» Problem description
Pull every line containing the word "wypowiedzi" from the records.

» Entries
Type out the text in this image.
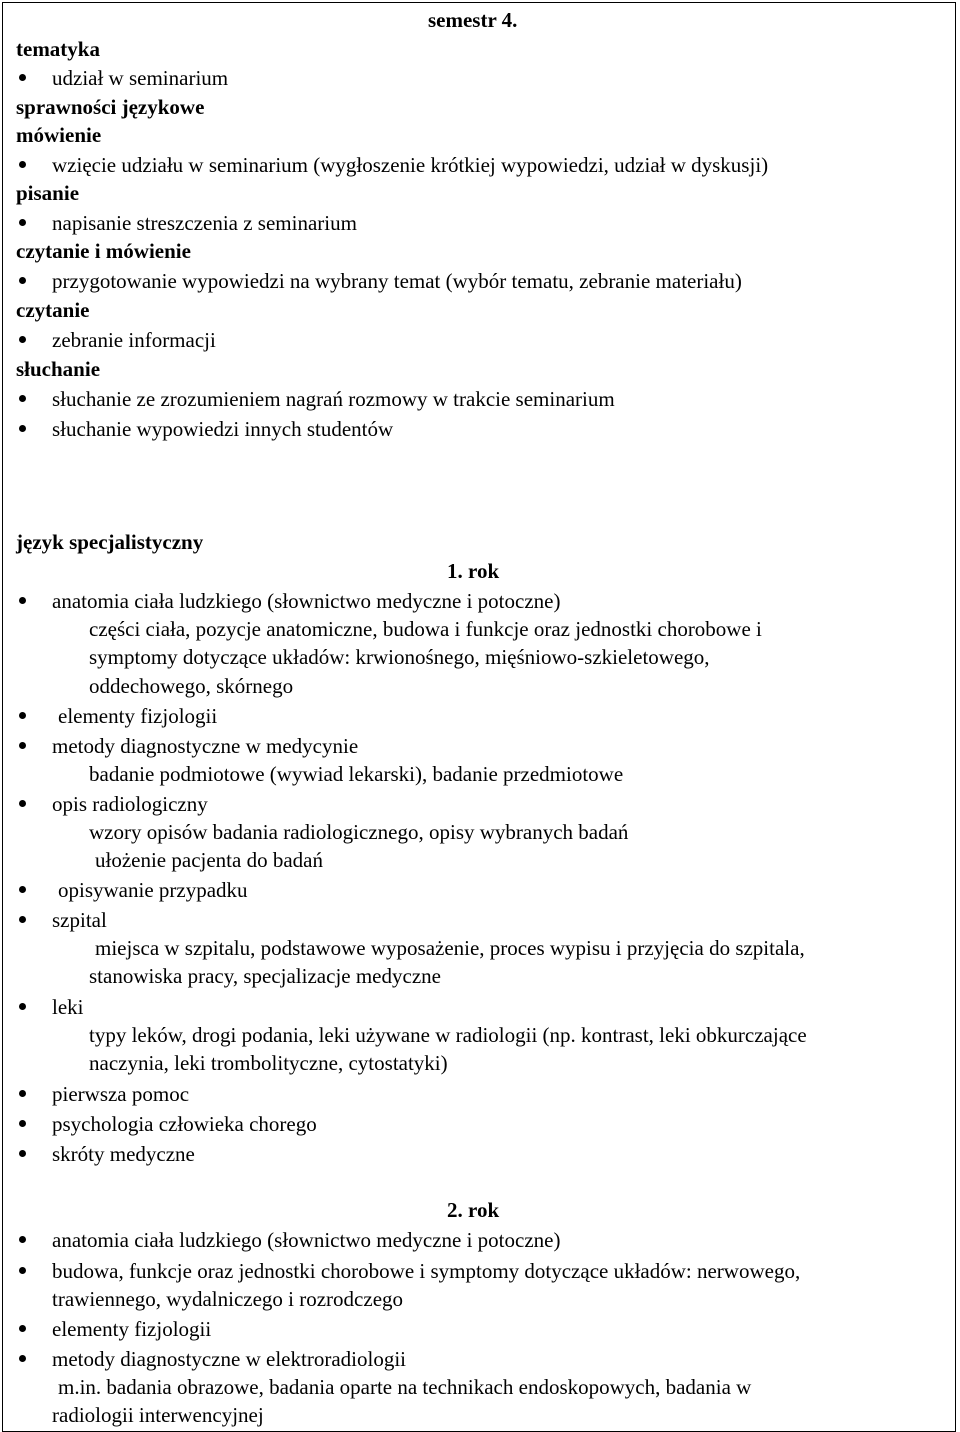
semestr 4.
tematyka
udział w seminarium
sprawności językowe
mówienie
wzięcie udziału w seminarium (wygłoszenie krótkiej wypowiedzi, udział w dyskusji)
pisanie
napisanie streszczenia z seminarium
czytanie i mówienie
przygotowanie wypowiedzi na wybrany temat (wybór tematu, zebranie materiału)
czytanie
zebranie informacji
słuchanie
słuchanie ze zrozumieniem nagrań rozmowy w trakcie seminarium
słuchanie wypowiedzi innych studentów
język specjalistyczny
1. rok
anatomia ciała ludzkiego (słownictwo medyczne i potoczne)
części ciała, pozycje anatomiczne, budowa i funkcje oraz jednostki chorobowe i
symptomy dotyczące układów: krwionośnego, mięśniowo-szkieletowego,
oddechowego, skórnego
elementy fizjologii
metody diagnostyczne w medycynie
badanie podmiotowe (wywiad lekarski), badanie przedmiotowe
opis radiologiczny
wzory opisów badania radiologicznego, opisy wybranych badań
ułożenie pacjenta do badań
opisywanie przypadku
szpital
miejsca w szpitalu, podstawowe wyposażenie, proces wypisu i przyjęcia do szpitala,
stanowiska pracy, specjalizacje medyczne
leki
typy leków, drogi podania, leki używane w radiologii (np. kontrast, leki obkurczające
naczynia, leki trombolityczne, cytostatyki)
pierwsza pomoc
psychologia człowieka chorego
skróty medyczne
2. rok
anatomia ciała ludzkiego (słownictwo medyczne i potoczne)
budowa, funkcje oraz jednostki chorobowe i symptomy dotyczące układów: nerwowego,
trawiennego, wydalniczego i rozrodczego
elementy fizjologii
metody diagnostyczne w elektroradiologii
m.in. badania obrazowe, badania oparte na technikach endoskopowych, badania w
radiologii interwencyjnej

» Exercise answer
wzięcie udziału w seminarium (wygłoszenie krótkiej wypowiedzi, udział w dyskusji)
przygotowanie wypowiedzi na wybrany temat (wybór tematu, zebranie materiału)
słuchanie wypowiedzi innych studentów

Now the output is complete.